**Stored data:**
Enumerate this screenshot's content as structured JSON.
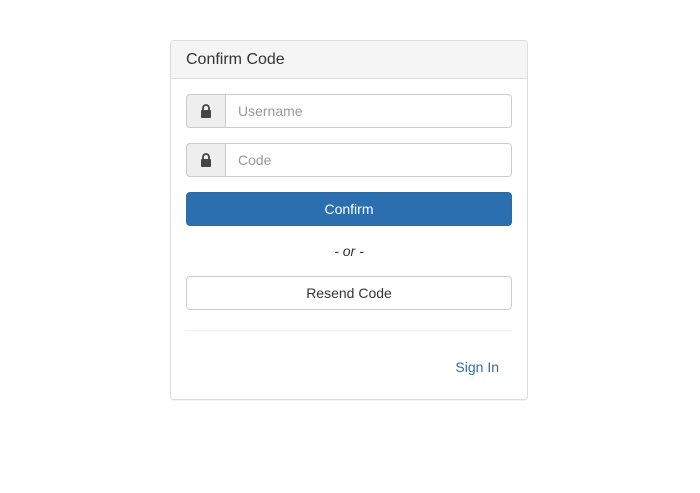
{
  "panel": {
    "title": "Confirm Code"
  },
  "form": {
    "username": {
      "placeholder": "Username",
      "value": "",
      "icon": "lock-icon"
    },
    "code": {
      "placeholder": "Code",
      "value": "",
      "icon": "lock-icon"
    },
    "confirm_label": "Confirm",
    "or_text": "- or -",
    "resend_label": "Resend Code",
    "signin_label": "Sign In"
  },
  "colors": {
    "primary": "#2b6fb0",
    "link": "#2a6db0",
    "heading_bg": "#f5f5f5",
    "addon_bg": "#eeeeee"
  }
}
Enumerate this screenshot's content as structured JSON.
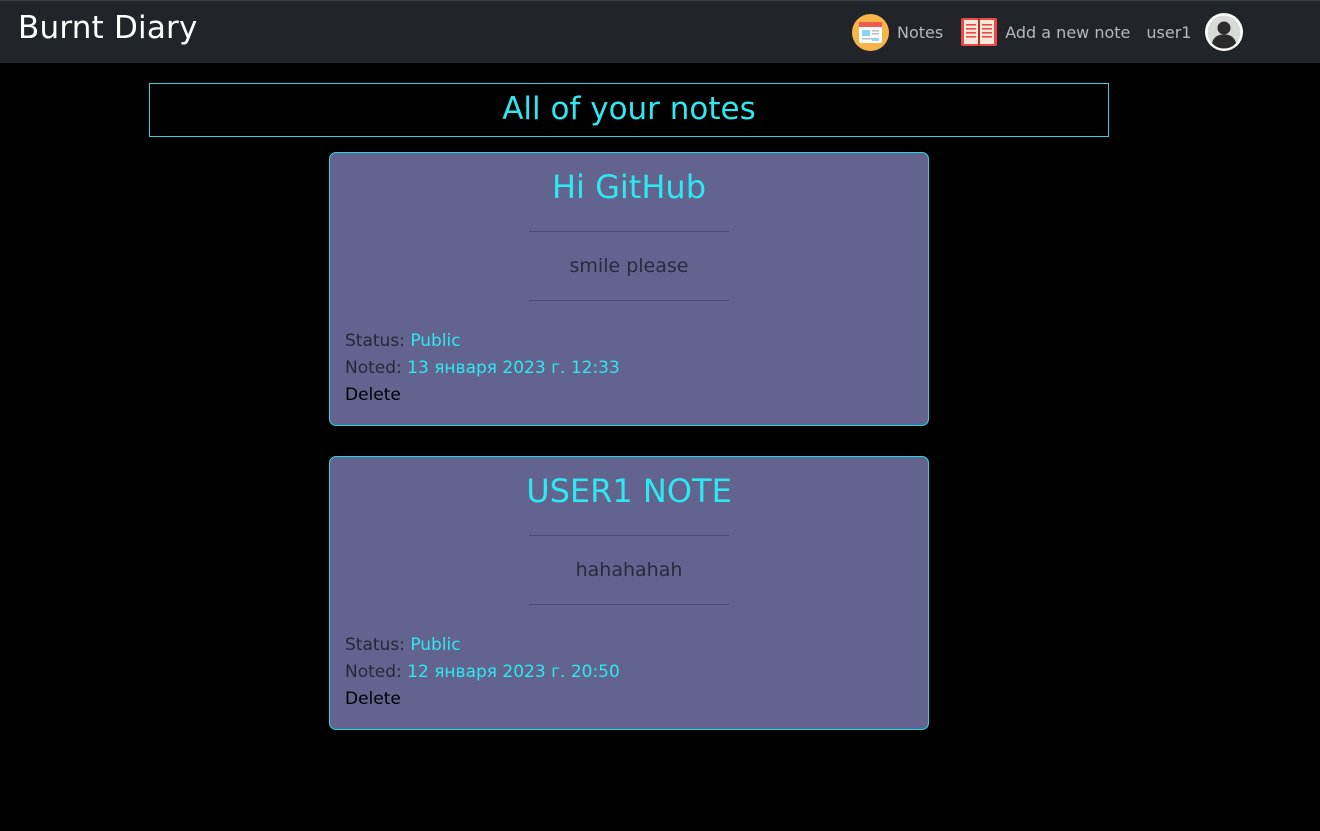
{
  "navbar": {
    "brand": "Burnt Diary",
    "notes_label": "Notes",
    "notes_icon": "newspaper-icon",
    "add_label": "Add a new note",
    "add_icon": "notebook-icon",
    "username": "user1",
    "avatar_icon": "user-avatar-icon"
  },
  "page": {
    "heading": "All of your notes"
  },
  "notes": [
    {
      "title": "Hi GitHub",
      "body": "smile please",
      "status_label": "Status:",
      "status_value": "Public",
      "noted_label": "Noted:",
      "noted_value": "13 января 2023 г. 12:33",
      "delete_label": "Delete"
    },
    {
      "title": "USER1 NOTE",
      "body": "hahahahah",
      "status_label": "Status:",
      "status_value": "Public",
      "noted_label": "Noted:",
      "noted_value": "12 января 2023 г. 20:50",
      "delete_label": "Delete"
    }
  ],
  "colors": {
    "navbar_bg": "#212529",
    "page_bg": "#000000",
    "accent_cyan": "#2ee8f0",
    "card_bg": "#63638f"
  }
}
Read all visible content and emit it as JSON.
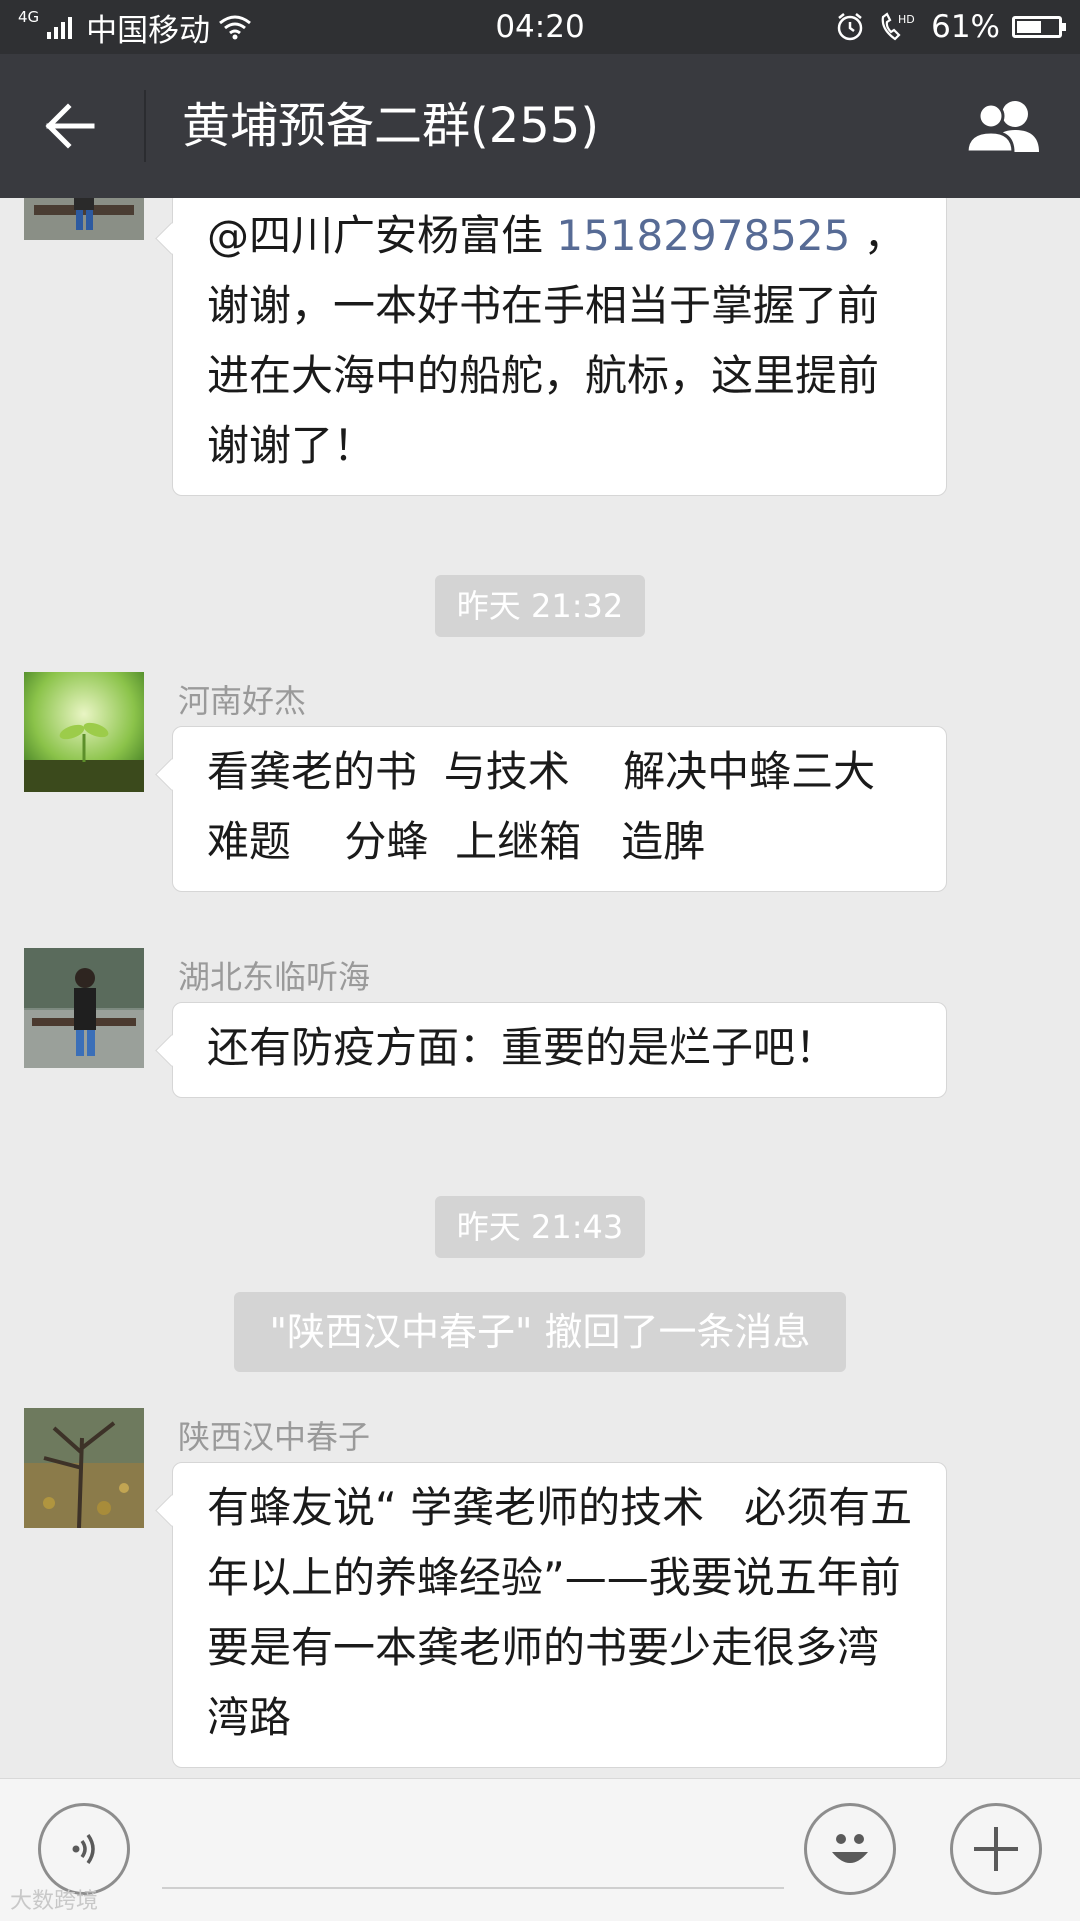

**REQUIREMENTS:** Quote the preceding listing precisely and completely, omitting its images.

**OUTPUT BELOW:**
Enumerate this screenshot's content as structured JSON.
{
  "panel": {
    "title": "Confirm Code"
  },
  "form": {
    "username": {
      "placeholder": "Username",
      "value": "",
      "icon": "lock-icon"
    },
    "code": {
      "placeholder": "Code",
      "value": "",
      "icon": "lock-icon"
    },
    "confirm_label": "Confirm",
    "or_text": "- or -",
    "resend_label": "Resend Code",
    "signin_label": "Sign In"
  },
  "colors": {
    "primary": "#2b6fb0",
    "link": "#2a6db0",
    "heading_bg": "#f5f5f5",
    "addon_bg": "#eeeeee"
  }
}
Enumerate this screenshot's content as structured JSON.
{
  "navbar": {
    "brand": "Burnt Diary",
    "notes_label": "Notes",
    "notes_icon": "newspaper-icon",
    "add_label": "Add a new note",
    "add_icon": "notebook-icon",
    "username": "user1",
    "avatar_icon": "user-avatar-icon"
  },
  "page": {
    "heading": "All of your notes"
  },
  "notes": [
    {
      "title": "Hi GitHub",
      "body": "smile please",
      "status_label": "Status:",
      "status_value": "Public",
      "noted_label": "Noted:",
      "noted_value": "13 января 2023 г. 12:33",
      "delete_label": "Delete"
    },
    {
      "title": "USER1 NOTE",
      "body": "hahahahah",
      "status_label": "Status:",
      "status_value": "Public",
      "noted_label": "Noted:",
      "noted_value": "12 января 2023 г. 20:50",
      "delete_label": "Delete"
    }
  ],
  "colors": {
    "navbar_bg": "#212529",
    "page_bg": "#000000",
    "accent_cyan": "#2ee8f0",
    "card_bg": "#63638f"
  }
}
Read all visible content and emit it as JSON.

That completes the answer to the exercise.